**What the task requires**
Report how many lines contain "indices". Give the number and nothing else.

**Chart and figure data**

------------------------------

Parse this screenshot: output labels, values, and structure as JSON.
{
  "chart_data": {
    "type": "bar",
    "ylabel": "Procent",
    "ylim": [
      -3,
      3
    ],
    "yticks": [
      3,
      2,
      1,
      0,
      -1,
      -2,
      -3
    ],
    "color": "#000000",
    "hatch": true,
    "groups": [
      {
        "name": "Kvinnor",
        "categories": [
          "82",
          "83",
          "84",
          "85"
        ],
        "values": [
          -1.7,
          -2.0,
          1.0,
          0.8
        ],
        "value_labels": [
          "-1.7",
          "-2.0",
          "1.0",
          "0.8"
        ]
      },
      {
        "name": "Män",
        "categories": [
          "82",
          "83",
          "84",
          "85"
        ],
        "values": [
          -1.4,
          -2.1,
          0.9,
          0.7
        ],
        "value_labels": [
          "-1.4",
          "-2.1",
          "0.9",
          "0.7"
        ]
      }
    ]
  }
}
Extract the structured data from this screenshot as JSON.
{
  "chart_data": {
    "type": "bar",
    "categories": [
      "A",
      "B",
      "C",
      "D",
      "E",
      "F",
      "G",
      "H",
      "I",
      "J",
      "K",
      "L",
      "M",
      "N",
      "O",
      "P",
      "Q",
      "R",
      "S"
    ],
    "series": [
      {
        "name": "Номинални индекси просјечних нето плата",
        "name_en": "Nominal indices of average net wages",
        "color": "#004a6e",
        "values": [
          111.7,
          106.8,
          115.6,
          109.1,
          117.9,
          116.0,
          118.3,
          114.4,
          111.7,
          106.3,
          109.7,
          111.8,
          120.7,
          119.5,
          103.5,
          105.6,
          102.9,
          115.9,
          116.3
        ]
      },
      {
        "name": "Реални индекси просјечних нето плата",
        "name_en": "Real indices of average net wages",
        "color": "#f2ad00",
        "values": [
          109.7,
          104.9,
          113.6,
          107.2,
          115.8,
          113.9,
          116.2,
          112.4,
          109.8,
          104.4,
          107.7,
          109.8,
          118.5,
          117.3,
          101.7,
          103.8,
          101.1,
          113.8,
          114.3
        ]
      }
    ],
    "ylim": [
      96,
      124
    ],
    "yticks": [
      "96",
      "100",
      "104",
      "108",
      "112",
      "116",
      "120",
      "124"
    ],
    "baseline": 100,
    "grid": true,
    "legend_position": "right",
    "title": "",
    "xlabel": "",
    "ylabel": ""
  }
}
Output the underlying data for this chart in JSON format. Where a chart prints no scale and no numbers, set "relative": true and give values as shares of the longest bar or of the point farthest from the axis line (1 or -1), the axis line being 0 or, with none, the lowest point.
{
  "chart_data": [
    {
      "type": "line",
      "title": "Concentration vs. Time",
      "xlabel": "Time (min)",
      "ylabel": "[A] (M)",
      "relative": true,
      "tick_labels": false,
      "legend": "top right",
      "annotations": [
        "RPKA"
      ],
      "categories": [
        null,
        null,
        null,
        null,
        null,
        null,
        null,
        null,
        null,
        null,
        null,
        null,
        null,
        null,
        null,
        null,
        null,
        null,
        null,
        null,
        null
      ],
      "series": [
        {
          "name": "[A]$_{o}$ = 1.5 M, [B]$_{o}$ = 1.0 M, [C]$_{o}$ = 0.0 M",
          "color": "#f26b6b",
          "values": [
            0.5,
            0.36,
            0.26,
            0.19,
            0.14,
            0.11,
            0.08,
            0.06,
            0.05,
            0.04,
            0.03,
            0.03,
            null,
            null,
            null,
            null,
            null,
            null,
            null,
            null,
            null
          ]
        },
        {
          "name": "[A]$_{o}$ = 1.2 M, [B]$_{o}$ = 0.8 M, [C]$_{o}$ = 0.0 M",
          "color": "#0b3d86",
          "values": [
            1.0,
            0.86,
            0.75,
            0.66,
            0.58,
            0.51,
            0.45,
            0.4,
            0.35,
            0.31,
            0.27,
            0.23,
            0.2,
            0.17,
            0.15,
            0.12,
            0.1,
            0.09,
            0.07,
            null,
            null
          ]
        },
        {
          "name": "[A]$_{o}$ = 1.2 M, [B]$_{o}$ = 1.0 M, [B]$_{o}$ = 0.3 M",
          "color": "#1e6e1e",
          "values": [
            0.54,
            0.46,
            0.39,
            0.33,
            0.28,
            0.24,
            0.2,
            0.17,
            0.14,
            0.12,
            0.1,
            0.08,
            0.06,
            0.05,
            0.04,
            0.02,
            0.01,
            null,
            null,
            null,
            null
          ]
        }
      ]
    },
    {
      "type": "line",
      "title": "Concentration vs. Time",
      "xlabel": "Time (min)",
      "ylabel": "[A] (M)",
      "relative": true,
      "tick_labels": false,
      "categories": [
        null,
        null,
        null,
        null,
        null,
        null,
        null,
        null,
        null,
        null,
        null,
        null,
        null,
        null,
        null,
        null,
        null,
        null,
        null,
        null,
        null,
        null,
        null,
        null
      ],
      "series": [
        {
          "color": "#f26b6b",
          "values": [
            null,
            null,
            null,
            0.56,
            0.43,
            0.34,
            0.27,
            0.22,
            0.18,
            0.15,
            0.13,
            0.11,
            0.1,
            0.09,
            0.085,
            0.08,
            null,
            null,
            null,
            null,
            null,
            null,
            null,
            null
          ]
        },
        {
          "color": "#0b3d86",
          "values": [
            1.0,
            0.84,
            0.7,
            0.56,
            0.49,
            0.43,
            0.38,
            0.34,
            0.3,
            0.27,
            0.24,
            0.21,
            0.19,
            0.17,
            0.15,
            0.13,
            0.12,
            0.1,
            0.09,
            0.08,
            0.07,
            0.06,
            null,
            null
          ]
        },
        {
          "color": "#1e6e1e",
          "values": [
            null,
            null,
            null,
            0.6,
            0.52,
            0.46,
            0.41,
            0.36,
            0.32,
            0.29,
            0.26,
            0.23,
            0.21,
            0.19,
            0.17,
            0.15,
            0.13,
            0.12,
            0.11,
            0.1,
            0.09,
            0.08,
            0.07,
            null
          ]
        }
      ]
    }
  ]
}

------------------------------

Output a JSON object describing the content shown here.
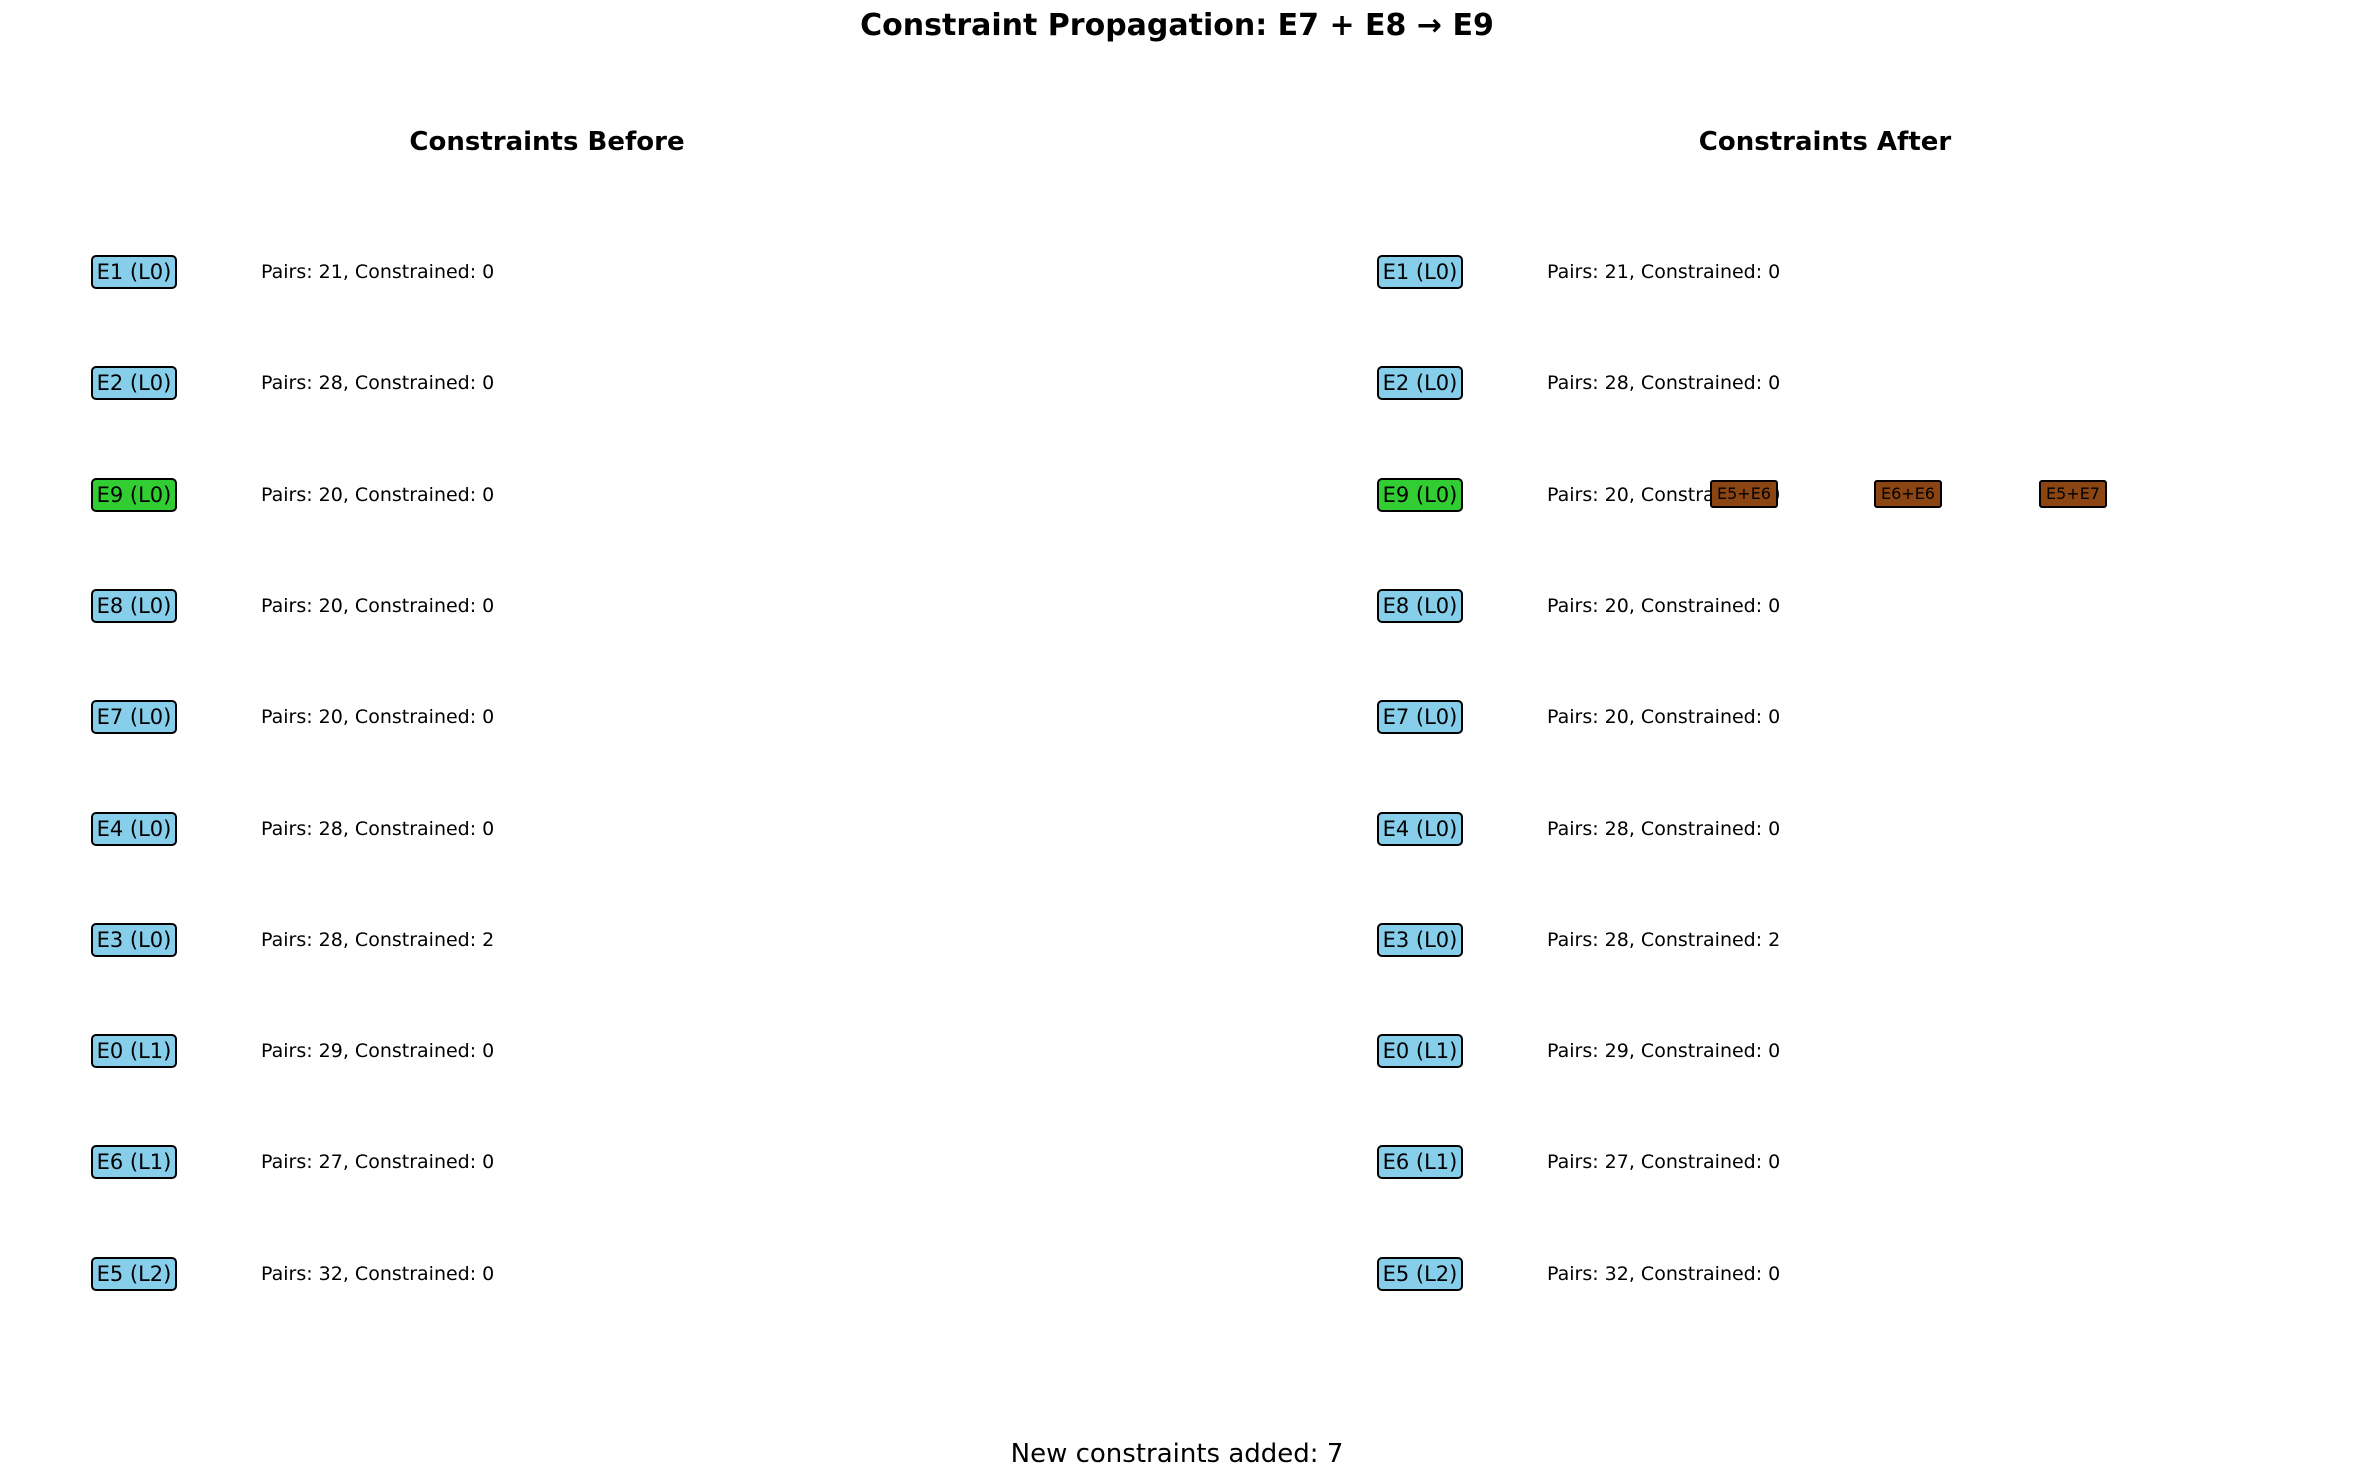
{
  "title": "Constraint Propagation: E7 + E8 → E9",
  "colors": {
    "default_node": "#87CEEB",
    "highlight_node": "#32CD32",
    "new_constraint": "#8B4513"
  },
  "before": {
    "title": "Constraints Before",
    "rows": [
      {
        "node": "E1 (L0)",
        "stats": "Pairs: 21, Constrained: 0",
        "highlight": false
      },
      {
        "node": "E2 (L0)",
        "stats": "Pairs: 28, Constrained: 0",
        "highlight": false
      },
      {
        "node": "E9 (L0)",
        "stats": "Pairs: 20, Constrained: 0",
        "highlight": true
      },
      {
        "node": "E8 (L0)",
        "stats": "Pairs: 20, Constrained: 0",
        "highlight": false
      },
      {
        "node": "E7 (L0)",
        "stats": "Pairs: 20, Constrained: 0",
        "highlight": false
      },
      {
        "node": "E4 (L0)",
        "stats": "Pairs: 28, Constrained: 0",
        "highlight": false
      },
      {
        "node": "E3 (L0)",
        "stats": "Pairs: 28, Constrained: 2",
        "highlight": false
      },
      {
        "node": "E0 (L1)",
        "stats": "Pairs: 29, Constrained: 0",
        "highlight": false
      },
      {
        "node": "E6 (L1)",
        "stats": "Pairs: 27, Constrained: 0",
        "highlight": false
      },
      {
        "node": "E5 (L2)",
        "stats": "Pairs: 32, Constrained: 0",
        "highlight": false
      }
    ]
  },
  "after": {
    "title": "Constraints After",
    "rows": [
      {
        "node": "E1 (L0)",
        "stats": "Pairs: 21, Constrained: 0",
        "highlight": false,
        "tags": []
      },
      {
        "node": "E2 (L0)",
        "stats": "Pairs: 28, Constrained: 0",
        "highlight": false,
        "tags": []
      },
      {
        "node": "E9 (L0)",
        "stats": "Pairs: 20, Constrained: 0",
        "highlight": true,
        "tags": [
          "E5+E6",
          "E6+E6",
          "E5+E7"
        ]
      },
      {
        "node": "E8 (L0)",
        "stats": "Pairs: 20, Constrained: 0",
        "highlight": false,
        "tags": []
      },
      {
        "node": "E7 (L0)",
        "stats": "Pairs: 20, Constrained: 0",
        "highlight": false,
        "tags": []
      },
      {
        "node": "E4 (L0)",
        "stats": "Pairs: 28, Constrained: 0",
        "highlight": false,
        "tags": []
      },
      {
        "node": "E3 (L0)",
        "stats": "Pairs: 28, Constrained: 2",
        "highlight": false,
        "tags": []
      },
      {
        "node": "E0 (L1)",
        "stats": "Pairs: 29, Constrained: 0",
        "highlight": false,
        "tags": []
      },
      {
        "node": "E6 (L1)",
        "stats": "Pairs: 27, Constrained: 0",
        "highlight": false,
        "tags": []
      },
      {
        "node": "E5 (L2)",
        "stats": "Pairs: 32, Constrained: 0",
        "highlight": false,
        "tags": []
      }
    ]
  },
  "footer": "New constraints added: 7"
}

------------------------------

**Complete response**
2